**** PROVIDED RECORDS ****
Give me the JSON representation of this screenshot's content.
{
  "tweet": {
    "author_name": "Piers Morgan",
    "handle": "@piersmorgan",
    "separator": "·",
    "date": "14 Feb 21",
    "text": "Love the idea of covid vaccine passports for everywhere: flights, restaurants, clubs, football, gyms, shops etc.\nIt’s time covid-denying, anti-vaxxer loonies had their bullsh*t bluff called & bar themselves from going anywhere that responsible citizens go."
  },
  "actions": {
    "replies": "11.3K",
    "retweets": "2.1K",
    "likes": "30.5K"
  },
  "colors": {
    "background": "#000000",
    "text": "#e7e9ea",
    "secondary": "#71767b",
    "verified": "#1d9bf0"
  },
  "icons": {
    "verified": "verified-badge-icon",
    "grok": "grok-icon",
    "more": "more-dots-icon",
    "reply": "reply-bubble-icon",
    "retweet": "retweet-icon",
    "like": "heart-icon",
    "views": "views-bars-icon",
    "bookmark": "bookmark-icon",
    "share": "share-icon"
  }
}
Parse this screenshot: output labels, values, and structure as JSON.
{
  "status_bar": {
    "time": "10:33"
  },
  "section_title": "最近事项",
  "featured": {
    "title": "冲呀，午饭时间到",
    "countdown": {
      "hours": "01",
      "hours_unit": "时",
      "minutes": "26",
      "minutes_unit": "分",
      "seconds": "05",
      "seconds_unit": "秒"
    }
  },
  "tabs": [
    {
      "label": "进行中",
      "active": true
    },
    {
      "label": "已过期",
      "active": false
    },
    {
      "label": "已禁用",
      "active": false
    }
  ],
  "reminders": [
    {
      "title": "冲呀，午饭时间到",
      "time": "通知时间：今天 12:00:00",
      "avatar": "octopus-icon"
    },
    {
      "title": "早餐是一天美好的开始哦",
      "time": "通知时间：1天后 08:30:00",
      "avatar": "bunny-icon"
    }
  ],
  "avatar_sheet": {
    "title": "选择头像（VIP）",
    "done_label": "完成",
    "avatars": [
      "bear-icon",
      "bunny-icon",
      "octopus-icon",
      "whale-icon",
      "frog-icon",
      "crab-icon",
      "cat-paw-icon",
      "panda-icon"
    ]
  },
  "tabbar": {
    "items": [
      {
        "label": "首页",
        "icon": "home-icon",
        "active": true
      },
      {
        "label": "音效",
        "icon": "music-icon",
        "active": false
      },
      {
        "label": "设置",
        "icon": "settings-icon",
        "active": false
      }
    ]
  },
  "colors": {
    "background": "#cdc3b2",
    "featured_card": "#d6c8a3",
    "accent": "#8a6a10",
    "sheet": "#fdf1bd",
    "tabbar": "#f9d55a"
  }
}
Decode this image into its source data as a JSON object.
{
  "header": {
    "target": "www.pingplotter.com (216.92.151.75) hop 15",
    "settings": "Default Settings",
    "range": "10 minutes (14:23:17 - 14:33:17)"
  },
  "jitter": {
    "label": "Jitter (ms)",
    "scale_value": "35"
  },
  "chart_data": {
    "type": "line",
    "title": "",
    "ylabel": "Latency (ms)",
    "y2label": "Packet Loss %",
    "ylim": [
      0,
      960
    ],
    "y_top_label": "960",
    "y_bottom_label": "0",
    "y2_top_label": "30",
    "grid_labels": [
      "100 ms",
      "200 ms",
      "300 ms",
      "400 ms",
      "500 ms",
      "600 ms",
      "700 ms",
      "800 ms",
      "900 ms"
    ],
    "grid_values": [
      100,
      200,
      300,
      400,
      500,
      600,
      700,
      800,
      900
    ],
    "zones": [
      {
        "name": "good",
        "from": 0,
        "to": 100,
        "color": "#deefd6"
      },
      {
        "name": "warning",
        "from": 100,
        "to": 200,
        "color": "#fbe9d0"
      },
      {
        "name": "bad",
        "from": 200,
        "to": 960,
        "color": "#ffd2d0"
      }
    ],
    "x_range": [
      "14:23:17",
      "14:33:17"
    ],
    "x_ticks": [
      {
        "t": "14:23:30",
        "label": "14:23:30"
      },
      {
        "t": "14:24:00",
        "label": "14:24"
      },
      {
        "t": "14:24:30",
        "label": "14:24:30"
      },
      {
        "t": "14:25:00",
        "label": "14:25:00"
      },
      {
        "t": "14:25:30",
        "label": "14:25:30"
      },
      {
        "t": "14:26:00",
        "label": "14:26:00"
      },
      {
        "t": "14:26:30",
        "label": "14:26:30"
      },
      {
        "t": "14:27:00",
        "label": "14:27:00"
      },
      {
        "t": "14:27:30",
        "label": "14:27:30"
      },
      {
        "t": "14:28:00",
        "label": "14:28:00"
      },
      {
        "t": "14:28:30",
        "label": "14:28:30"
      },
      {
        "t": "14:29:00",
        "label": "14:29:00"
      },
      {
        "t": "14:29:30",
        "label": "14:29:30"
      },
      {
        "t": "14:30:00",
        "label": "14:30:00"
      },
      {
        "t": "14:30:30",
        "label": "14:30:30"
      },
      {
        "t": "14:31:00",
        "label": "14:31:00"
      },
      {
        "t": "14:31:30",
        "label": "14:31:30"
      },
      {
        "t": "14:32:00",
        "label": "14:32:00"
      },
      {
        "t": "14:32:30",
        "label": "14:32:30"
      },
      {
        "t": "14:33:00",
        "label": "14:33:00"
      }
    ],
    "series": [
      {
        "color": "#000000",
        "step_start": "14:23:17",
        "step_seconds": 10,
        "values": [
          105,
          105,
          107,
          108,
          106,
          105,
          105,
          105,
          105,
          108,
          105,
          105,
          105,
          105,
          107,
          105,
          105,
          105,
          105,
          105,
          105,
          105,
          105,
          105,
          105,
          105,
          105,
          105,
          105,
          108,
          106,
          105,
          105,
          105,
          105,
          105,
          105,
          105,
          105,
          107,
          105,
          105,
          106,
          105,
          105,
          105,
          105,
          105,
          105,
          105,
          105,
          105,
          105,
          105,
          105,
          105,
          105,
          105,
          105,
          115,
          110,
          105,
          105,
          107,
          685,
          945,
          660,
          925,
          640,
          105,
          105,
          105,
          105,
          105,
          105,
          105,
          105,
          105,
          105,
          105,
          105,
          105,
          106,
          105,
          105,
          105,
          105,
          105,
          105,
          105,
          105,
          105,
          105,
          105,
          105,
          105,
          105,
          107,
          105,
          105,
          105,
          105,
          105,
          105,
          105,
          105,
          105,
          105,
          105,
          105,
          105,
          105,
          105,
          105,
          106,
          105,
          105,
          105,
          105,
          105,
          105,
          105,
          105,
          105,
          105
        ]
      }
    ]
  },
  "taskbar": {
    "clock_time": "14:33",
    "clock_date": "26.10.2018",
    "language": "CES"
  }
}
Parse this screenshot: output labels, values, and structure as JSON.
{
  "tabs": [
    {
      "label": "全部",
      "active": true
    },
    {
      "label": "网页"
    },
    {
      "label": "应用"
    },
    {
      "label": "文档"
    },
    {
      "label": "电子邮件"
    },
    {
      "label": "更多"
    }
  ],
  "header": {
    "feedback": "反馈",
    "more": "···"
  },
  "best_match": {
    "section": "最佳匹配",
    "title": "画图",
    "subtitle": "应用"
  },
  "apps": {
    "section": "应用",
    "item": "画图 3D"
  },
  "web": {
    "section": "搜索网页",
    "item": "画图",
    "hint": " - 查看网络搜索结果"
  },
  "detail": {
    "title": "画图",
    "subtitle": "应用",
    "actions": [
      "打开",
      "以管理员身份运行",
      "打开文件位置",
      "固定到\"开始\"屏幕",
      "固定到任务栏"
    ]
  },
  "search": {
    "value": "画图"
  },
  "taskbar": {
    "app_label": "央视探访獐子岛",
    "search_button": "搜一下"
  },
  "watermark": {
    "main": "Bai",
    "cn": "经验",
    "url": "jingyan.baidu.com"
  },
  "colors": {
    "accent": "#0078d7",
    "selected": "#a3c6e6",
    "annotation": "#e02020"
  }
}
****
GIVEN PROBLEM » Copy every line verbatim.

CORRECT RESULT »
Give me the JSON representation of this screenshot's content.
{
  "tweet": {
    "author_name": "Piers Morgan",
    "handle": "@piersmorgan",
    "separator": "·",
    "date": "14 Feb 21",
    "text": "Love the idea of covid vaccine passports for everywhere: flights, restaurants, clubs, football, gyms, shops etc.\nIt’s time covid-denying, anti-vaxxer loonies had their bullsh*t bluff called & bar themselves from going anywhere that responsible citizens go."
  },
  "actions": {
    "replies": "11.3K",
    "retweets": "2.1K",
    "likes": "30.5K"
  },
  "colors": {
    "background": "#000000",
    "text": "#e7e9ea",
    "secondary": "#71767b",
    "verified": "#1d9bf0"
  },
  "icons": {
    "verified": "verified-badge-icon",
    "grok": "grok-icon",
    "more": "more-dots-icon",
    "reply": "reply-bubble-icon",
    "retweet": "retweet-icon",
    "like": "heart-icon",
    "views": "views-bars-icon",
    "bookmark": "bookmark-icon",
    "share": "share-icon"
  }
}
Parse this screenshot: output labels, values, and structure as JSON.
{
  "status_bar": {
    "time": "10:33"
  },
  "section_title": "最近事项",
  "featured": {
    "title": "冲呀，午饭时间到",
    "countdown": {
      "hours": "01",
      "hours_unit": "时",
      "minutes": "26",
      "minutes_unit": "分",
      "seconds": "05",
      "seconds_unit": "秒"
    }
  },
  "tabs": [
    {
      "label": "进行中",
      "active": true
    },
    {
      "label": "已过期",
      "active": false
    },
    {
      "label": "已禁用",
      "active": false
    }
  ],
  "reminders": [
    {
      "title": "冲呀，午饭时间到",
      "time": "通知时间：今天 12:00:00",
      "avatar": "octopus-icon"
    },
    {
      "title": "早餐是一天美好的开始哦",
      "time": "通知时间：1天后 08:30:00",
      "avatar": "bunny-icon"
    }
  ],
  "avatar_sheet": {
    "title": "选择头像（VIP）",
    "done_label": "完成",
    "avatars": [
      "bear-icon",
      "bunny-icon",
      "octopus-icon",
      "whale-icon",
      "frog-icon",
      "crab-icon",
      "cat-paw-icon",
      "panda-icon"
    ]
  },
  "tabbar": {
    "items": [
      {
        "label": "首页",
        "icon": "home-icon",
        "active": true
      },
      {
        "label": "音效",
        "icon": "music-icon",
        "active": false
      },
      {
        "label": "设置",
        "icon": "settings-icon",
        "active": false
      }
    ]
  },
  "colors": {
    "background": "#cdc3b2",
    "featured_card": "#d6c8a3",
    "accent": "#8a6a10",
    "sheet": "#fdf1bd",
    "tabbar": "#f9d55a"
  }
}
Decode this image into its source data as a JSON object.
{
  "header": {
    "target": "www.pingplotter.com (216.92.151.75) hop 15",
    "settings": "Default Settings",
    "range": "10 minutes (14:23:17 - 14:33:17)"
  },
  "jitter": {
    "label": "Jitter (ms)",
    "scale_value": "35"
  },
  "chart_data": {
    "type": "line",
    "title": "",
    "ylabel": "Latency (ms)",
    "y2label": "Packet Loss %",
    "ylim": [
      0,
      960
    ],
    "y_top_label": "960",
    "y_bottom_label": "0",
    "y2_top_label": "30",
    "grid_labels": [
      "100 ms",
      "200 ms",
      "300 ms",
      "400 ms",
      "500 ms",
      "600 ms",
      "700 ms",
      "800 ms",
      "900 ms"
    ],
    "grid_values": [
      100,
      200,
      300,
      400,
      500,
      600,
      700,
      800,
      900
    ],
    "zones": [
      {
        "name": "good",
        "from": 0,
        "to": 100,
        "color": "#deefd6"
      },
      {
        "name": "warning",
        "from": 100,
        "to": 200,
        "color": "#fbe9d0"
      },
      {
        "name": "bad",
        "from": 200,
        "to": 960,
        "color": "#ffd2d0"
      }
    ],
    "x_range": [
      "14:23:17",
      "14:33:17"
    ],
    "x_ticks": [
      {
        "t": "14:23:30",
        "label": "14:23:30"
      },
      {
        "t": "14:24:00",
        "label": "14:24"
      },
      {
        "t": "14:24:30",
        "label": "14:24:30"
      },
      {
        "t": "14:25:00",
        "label": "14:25:00"
      },
      {
        "t": "14:25:30",
        "label": "14:25:30"
      },
      {
        "t": "14:26:00",
        "label": "14:26:00"
      },
      {
        "t": "14:26:30",
        "label": "14:26:30"
      },
      {
        "t": "14:27:00",
        "label": "14:27:00"
      },
      {
        "t": "14:27:30",
        "label": "14:27:30"
      },
      {
        "t": "14:28:00",
        "label": "14:28:00"
      },
      {
        "t": "14:28:30",
        "label": "14:28:30"
      },
      {
        "t": "14:29:00",
        "label": "14:29:00"
      },
      {
        "t": "14:29:30",
        "label": "14:29:30"
      },
      {
        "t": "14:30:00",
        "label": "14:30:00"
      },
      {
        "t": "14:30:30",
        "label": "14:30:30"
      },
      {
        "t": "14:31:00",
        "label": "14:31:00"
      },
      {
        "t": "14:31:30",
        "label": "14:31:30"
      },
      {
        "t": "14:32:00",
        "label": "14:32:00"
      },
      {
        "t": "14:32:30",
        "label": "14:32:30"
      },
      {
        "t": "14:33:00",
        "label": "14:33:00"
      }
    ],
    "series": [
      {
        "color": "#000000",
        "step_start": "14:23:17",
        "step_seconds": 10,
        "values": [
          105,
          105,
          107,
          108,
          106,
          105,
          105,
          105,
          105,
          108,
          105,
          105,
          105,
          105,
          107,
          105,
          105,
          105,
          105,
          105,
          105,
          105,
          105,
          105,
          105,
          105,
          105,
          105,
          105,
          108,
          106,
          105,
          105,
          105,
          105,
          105,
          105,
          105,
          105,
          107,
          105,
          105,
          106,
          105,
          105,
          105,
          105,
          105,
          105,
          105,
          105,
          105,
          105,
          105,
          105,
          105,
          105,
          105,
          105,
          115,
          110,
          105,
          105,
          107,
          685,
          945,
          660,
          925,
          640,
          105,
          105,
          105,
          105,
          105,
          105,
          105,
          105,
          105,
          105,
          105,
          105,
          105,
          106,
          105,
          105,
          105,
          105,
          105,
          105,
          105,
          105,
          105,
          105,
          105,
          105,
          105,
          105,
          107,
          105,
          105,
          105,
          105,
          105,
          105,
          105,
          105,
          105,
          105,
          105,
          105,
          105,
          105,
          105,
          105,
          106,
          105,
          105,
          105,
          105,
          105,
          105,
          105,
          105,
          105,
          105
        ]
      }
    ]
  },
  "taskbar": {
    "clock_time": "14:33",
    "clock_date": "26.10.2018",
    "language": "CES"
  }
}
Parse this screenshot: output labels, values, and structure as JSON.
{
  "tabs": [
    {
      "label": "全部",
      "active": true
    },
    {
      "label": "网页"
    },
    {
      "label": "应用"
    },
    {
      "label": "文档"
    },
    {
      "label": "电子邮件"
    },
    {
      "label": "更多"
    }
  ],
  "header": {
    "feedback": "反馈",
    "more": "···"
  },
  "best_match": {
    "section": "最佳匹配",
    "title": "画图",
    "subtitle": "应用"
  },
  "apps": {
    "section": "应用",
    "item": "画图 3D"
  },
  "web": {
    "section": "搜索网页",
    "item": "画图",
    "hint": " - 查看网络搜索结果"
  },
  "detail": {
    "title": "画图",
    "subtitle": "应用",
    "actions": [
      "打开",
      "以管理员身份运行",
      "打开文件位置",
      "固定到\"开始\"屏幕",
      "固定到任务栏"
    ]
  },
  "search": {
    "value": "画图"
  },
  "taskbar": {
    "app_label": "央视探访獐子岛",
    "search_button": "搜一下"
  },
  "watermark": {
    "main": "Bai",
    "cn": "经验",
    "url": "jingyan.baidu.com"
  },
  "colors": {
    "accent": "#0078d7",
    "selected": "#a3c6e6",
    "annotation": "#e02020"
  }
}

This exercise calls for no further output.